Exercise 1 ▸ The opening paragraph of the text on the effects of constitutional judgements names three kinds of judgement whose effects should first be considered separately. List those three.
Exercise 2 ▸ From the text on the effects of constitutional judgements, extract the passage from "The Constitution (Art." to "brought against them.".
Exercise 3 ▸ Extend the text on the effects of constitutional judgements past its last sentence.

Continuing with the same approach, the effects of the judgements depend in great part on the type of jurisdiction and action. In truth, there are as many types of constitutional judgements as there are actions, or rather, material functions, since the actions of unconstitutionality against laws for jurisdictional reasons are very similar to conflicts. It is not easy to formulate general categories which apply to all of them. Before speaking of "constitutional judgements" we should first consider, with relative independence, the effects of the "judgement on appeals for protection", the "judgement on constitutional control of the law", and the "judgement on conflicts". This more rigorous approach, however, makes the job of synthesis more difficult.

The Constitution (Art. 164), however, considers the subject in the abstract. It limits itself to pointing out the following:

  • The judgements and dissenting opinions shall be published in the Official State Gazette (Boletín Oficial del Estado), as shall the laws, and they shall have the same degree or dissemination.

  • The judgements shall have the force of res judicata and no appeal may be brought against them.

  • Those judgements which declare the unconstitutionality of a law and, in general, those not limited to the subjective acknowledgment of a right, shall be fully binding on all persons.

  • That part of the law not affected by unconstutionality shall remain in force (the preference for partial unconstitutionality).

The Organic Law on the Court deals with the effects in greater detail. Articles 38-40 (Chapter IV, Title II) discuss the judgement on the constitutionality of a law. The following pronouncements found in these articles are worthy of mention:

  • Judgements shall have the force of res judicata, so that judgements which dismiss an action of unconstitutionality will prevent any subsequent raising of the same question in a new action based on an infringement of an identical constitutional precept and with identical reasoning. Of course, it is possible both to raise a question of unconstitutionality and to substantially change the basis of the action.

  • Judgements shall be binding on all public authorities. In particular, it was established that the Constitutional Court should immediately communicate to the responsible judicial authority the judgements handed down on questions of unconstitutionality so that both the judicial authority and the parties to the action, once notified, would be bound by it.

  • They shall have consequences of a general nature from the date of their publication in the Official State Gazette.

  • Where a judgement declares a law to be unconstitutional, it shall also declare invalid the contested provisions and any other provisions to which it must be extended by association or consequence (what we call "associated provisions").

  • Judgements which declare the unconstitutionality of a law shall not provide grounds for review of proceedings concluded by means of a judgement having force of res judicata in which said law may have been applied, though an important exception to this general rule is made: judgements in criminal proceedings and administrative litigation concerning a sanctioning administrative procedure (the two manifestations of the State’s ius puniendi) would, as a consequence of the invalidity of the law, provide benefit to the justiciable party by means of a reduction of the penalty or sanction.

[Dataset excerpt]
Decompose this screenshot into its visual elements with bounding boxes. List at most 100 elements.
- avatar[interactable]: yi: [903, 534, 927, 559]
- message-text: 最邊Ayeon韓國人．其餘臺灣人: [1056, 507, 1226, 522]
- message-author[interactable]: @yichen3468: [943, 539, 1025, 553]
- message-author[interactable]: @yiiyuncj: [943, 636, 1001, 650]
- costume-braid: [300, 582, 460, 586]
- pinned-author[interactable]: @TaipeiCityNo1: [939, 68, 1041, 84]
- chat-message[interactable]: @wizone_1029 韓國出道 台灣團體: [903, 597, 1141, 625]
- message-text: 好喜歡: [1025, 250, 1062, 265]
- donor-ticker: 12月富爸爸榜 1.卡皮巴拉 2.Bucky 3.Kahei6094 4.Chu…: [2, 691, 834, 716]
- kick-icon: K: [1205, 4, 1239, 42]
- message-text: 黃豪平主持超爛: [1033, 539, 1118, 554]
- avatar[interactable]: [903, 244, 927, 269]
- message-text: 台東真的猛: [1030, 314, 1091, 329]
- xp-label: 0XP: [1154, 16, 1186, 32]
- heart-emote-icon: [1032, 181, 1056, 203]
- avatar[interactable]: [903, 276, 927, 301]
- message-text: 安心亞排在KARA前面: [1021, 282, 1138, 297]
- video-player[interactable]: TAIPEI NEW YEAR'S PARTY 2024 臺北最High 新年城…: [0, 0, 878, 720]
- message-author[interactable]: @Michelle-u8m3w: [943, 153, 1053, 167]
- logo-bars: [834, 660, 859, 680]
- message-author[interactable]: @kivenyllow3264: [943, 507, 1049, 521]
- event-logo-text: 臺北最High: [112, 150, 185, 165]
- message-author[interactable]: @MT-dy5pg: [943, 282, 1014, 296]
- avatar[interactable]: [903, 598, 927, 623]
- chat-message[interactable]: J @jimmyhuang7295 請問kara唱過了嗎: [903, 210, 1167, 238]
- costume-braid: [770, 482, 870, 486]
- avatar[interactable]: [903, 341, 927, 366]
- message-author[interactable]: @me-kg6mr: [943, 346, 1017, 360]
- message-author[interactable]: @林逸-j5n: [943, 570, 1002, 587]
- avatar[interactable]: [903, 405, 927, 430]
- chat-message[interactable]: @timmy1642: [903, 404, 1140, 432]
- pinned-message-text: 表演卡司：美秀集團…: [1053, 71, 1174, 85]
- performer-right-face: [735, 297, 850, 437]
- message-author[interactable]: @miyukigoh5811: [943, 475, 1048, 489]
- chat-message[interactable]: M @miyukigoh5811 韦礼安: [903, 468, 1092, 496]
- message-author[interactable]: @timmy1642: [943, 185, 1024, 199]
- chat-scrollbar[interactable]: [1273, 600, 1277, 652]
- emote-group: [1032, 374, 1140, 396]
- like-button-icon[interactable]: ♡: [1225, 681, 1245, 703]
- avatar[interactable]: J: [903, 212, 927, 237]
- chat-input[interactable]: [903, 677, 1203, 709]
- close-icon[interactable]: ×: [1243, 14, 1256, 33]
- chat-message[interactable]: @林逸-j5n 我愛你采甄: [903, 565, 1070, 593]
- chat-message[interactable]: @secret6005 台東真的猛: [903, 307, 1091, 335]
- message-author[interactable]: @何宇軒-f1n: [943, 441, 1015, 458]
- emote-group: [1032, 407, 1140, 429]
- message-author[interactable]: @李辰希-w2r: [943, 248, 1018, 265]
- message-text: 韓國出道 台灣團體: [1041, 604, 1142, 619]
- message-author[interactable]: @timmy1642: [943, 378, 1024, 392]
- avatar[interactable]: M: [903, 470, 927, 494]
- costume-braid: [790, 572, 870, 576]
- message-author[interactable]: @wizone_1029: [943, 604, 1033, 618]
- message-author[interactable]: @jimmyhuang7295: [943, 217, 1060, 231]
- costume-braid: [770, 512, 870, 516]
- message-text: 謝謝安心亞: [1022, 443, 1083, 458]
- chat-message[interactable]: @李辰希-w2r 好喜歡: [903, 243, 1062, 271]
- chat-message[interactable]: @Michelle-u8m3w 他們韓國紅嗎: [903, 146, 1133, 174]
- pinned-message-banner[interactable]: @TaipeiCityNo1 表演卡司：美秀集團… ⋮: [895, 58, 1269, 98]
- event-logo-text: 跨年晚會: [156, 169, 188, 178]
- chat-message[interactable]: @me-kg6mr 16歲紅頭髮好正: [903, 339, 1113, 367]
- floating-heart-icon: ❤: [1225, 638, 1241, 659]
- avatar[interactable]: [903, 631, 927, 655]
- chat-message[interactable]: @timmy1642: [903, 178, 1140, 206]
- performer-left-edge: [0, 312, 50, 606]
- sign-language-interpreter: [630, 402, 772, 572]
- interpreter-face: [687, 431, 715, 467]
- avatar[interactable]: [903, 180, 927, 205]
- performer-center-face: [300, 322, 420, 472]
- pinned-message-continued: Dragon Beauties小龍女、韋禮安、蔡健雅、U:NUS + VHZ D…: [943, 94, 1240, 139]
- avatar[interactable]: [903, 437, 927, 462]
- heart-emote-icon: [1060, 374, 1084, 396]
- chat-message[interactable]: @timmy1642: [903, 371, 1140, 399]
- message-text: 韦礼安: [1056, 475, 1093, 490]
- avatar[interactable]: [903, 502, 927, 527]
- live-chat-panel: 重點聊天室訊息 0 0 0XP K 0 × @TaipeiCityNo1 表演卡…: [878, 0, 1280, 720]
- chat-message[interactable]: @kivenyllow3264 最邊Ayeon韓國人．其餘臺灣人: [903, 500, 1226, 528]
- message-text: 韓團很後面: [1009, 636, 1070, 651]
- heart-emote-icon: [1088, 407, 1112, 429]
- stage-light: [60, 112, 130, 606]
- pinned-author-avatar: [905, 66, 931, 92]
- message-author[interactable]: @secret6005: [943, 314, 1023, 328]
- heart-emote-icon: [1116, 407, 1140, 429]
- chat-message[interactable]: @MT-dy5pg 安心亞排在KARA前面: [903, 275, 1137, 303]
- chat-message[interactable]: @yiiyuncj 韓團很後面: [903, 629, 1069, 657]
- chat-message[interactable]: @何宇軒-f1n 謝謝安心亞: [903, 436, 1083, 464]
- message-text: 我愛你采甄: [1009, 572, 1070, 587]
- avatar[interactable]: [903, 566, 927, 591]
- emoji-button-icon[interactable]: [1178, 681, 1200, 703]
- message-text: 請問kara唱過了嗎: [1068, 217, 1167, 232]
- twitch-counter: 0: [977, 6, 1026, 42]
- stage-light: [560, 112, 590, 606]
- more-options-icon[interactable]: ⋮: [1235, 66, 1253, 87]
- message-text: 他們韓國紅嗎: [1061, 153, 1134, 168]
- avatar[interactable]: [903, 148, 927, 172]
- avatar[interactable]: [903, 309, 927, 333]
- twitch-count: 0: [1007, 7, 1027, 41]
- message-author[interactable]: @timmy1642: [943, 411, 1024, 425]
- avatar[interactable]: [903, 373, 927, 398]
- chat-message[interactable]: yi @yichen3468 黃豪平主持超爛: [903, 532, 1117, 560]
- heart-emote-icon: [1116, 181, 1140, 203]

Final answer 1 ▸
- Judgement on appeals for protection
- Judgement on constitutional control of the law
- Judgement on conflicts

Final answer 2 ▸
The Constitution (Art. 164), however, considers the subject in the abstract. It limits itself to pointing out the following:

  • The judgements and dissenting opinions shall be published in the Official State Gazette (Boletín Oficial del Estado), as shall the laws, and they shall have the same degree or dissemination.

  • The judgements shall have the force of res judicata and no appeal may be brought against them.

Final answer 3 ▸
  • At all events—that is, at all times—the ordinary case law of judges and courts relating to the laws adjudicated on constitutionality shall be amended by the constitutional doctrine resulting from those judgements.

The LOTC dedicates Articles 53-58 to judgements on appeals for constitutional protection (Chap. III, Title III). I should like to point out some of the basic effects resulting from these judgements:

  • The first three effects are derived from the rulings which the law obliges the Court to make. The first is the declaration of nullity of the judicial or administrative resolution which infringed on the fundamental right (of course, there may be several rights), "specifying, where applicable, the scope of the consequences" (Art. 55.1.a). This is very important since the Court itself specifies the consequences of its judgement in the verdict and, on occasions, in a final summation of the legal grounds. Thus, for example, the Court may annul a judgement in a criminal proceeding for having violated the constitutional presumption of innocence, may declare said judgement null, and establish very well-defined effects: it may annul the guilty verdict, which has the effect of freeing the convicted party, or may take the proceeding back to the moment of the oral hearing so that the evidence may be heard in due form, or to the moment of the issuance of the judgement so that it may be properly reasoned. The effect depends on the infringing entity.

  • The second of these effects requires that the judgement recognize the fundamental right which was violated and that it be expressly stated in the verdict.

  • The last of the three requires the full restoration of the applicant’s right, adopting those measures of restoration which are conducive to that end. These may include, for example, a new judicial application or appeal, a completely new proceeding, the anulment of that which was judged, a rejudging which complies with certain guarantees, etc.

  • Claims for damages arising from the harm caused as a result of a stay of the judicial or administrative ruling which the Constitutional Court may initially adopt are decided by the ordinary judges and courts.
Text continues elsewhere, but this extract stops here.